## Testo

Da semplici fotografie private a presunti annunci hard online. È la vicenda denunciata da alcune donne di Belvedere Marittimo, che avrebbero trovato le proprie immagini pubblicate senza consenso in un canale Telegram con circa 11mila iscritti e contenuti sessualmente espliciti.
Secondo quanto riferito dalle denunciate, le fotografie sarebbero state pubblicate in uno spazio online frequentato da circa 11mila utenti, corredate da descrizioni esplicite e richieste di denaro rivolte agli iscritti per presunte prestazioni virtuali mai autorizzate dalle persone coinvolte.
La provenienza delle foto
Dalle denunce emerge che gli scatti contestati sarebbero stati realizzati nel corso di normali momenti di vita quotidiana: incontri tra amici, viaggi, serate e occasioni condivise nel tempo. Le immagini, secondo la ricostruzione delle presunte vittime, sarebbero state estrapolate dal loro contesto originario e successivamente abbinate a contenuti e messaggi di natura sessuale, attribuendo alle donne comportamenti e disponibilità che le stesse negano categoricamente.
La scoperta dopo le segnalazioni di conoscenti
Le persone coinvolte avrebbero scoperto l’esistenza del canale Telegram grazie ad alcune segnalazioni ricevute da amici e conoscenti che avevano riconosciuto le fotografie pubblicate online. Da quel momento sarebbe iniziata un’attività di raccolta di screenshot, conversazioni e altri elementi ritenuti utili, successivamente consegnati ai legali e agli investigatori per gli approfondimenti del caso.

Voci del dataset
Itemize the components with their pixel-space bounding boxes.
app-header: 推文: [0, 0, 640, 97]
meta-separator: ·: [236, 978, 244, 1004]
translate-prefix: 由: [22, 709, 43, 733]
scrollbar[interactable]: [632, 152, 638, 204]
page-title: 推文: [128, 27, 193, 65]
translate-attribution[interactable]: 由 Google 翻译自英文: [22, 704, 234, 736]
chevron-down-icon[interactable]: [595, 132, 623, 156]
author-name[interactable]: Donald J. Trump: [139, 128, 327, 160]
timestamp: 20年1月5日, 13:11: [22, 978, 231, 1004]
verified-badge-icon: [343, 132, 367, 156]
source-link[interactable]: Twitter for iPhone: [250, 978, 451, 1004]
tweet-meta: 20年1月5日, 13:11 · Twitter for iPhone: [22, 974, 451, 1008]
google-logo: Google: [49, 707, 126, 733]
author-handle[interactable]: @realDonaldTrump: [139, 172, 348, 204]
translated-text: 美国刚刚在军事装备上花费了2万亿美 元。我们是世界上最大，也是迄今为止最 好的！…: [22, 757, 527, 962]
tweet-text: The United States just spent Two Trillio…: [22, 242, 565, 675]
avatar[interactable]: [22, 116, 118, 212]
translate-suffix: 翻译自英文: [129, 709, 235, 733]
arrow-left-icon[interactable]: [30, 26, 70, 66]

## Attività
- a) Rispondi a queste domande sull'articolo sulle foto pubblicate su Telegram:
(i) Quanti iscritti avrebbe il canale Telegram?
(ii) In quali occasioni sarebbero state scattate le fotografie?
(iii) A chi sarebbero stati consegnati gli screenshot e gli altri elementi raccolti?
- b) Per favore, modifica il tratto dell'articolo sulle foto pubblicate su Telegram che va da "La scoperta dopo" fino a "approfondimenti del caso.", mettendo "inquirenti" al posto di "investigatori".
- c) Porta avanti l'articolo sulle foto pubblicate su Telegram, a partire dall'ultima frase riportata.

## Soluzioni
- a)
(i) Circa 11mila.
(ii) Durante incontri tra amici, viaggi, serate e occasioni condivise nel tempo.
(iii) Ai legali e agli investigatori.

- b)
La scoperta dopo le segnalazioni di conoscenti
Le persone coinvolte avrebbero scoperto l’esistenza del canale Telegram grazie ad alcune segnalazioni ricevute da amici e conoscenti che avevano riconosciuto le fotografie pubblicate online. Da quel momento sarebbe iniziata un’attività di raccolta di screenshot, conversazioni e altri elementi ritenuti utili, successivamente consegnati ai legali e agli inquirenti per gli approfondimenti del caso.

- c)
Individuato un uomo di Belvedere Marittimo
Nel corso delle verifiche sarebbe stato individuato un uomo originario di Belvedere Marittimo, conosciuto dalle stesse donne. Secondo quanto riportato negli atti, una volta contattato avrebbe respinto le accuse, sostenendo che la pubblicazione dei contenuti sarebbe riconducibile all’azione di presunti hacker. La vicenda è ora al vaglio dell’autorità giudiziaria, che dovrà verificare la fondatezza delle accuse e accertare eventuali responsabilità.
Un fenomeno sempre più diffuso
Al di là degli sviluppi dell’inchiesta, il caso riaccende l’attenzione sui rischi legati alla diffusione non autorizzata di immagini private sul web e sui social network. Un fenomeno che può avere pesanti conseguenze sulla reputazione, sulla vita personale e sul benessere psicologico delle persone coinvolte. Le circostanze riportate rappresentano allo stato il contenuto delle denunce presentate e saranno oggetto degli accertamenti investigativi e degli eventuali procedimenti giudiziari.